Listed entries ->
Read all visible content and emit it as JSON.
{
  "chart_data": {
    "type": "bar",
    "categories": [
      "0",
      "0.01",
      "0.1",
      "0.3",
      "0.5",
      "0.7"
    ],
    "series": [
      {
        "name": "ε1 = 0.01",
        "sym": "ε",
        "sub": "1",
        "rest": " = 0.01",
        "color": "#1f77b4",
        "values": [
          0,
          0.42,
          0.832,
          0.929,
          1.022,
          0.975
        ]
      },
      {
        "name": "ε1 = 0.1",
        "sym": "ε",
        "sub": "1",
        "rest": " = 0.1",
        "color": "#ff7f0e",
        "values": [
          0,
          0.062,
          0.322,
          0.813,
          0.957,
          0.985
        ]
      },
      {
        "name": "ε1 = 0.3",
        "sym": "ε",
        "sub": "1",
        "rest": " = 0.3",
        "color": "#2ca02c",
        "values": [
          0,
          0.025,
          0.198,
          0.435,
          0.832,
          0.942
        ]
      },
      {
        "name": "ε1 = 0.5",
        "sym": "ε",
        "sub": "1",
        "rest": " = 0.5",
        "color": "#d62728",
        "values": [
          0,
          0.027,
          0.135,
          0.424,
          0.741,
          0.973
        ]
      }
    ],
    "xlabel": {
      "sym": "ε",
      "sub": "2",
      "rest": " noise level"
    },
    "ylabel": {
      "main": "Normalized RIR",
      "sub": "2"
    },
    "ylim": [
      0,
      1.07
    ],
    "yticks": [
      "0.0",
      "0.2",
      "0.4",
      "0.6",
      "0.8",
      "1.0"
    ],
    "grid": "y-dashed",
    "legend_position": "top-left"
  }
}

Aim of the task -> Copy each line above containing the string "rest".

Response ->
        "rest": " = 0.01",
        "rest": " = 0.1",
        "rest": " = 0.3",
        "rest": " = 0.5",
      "rest": " noise level"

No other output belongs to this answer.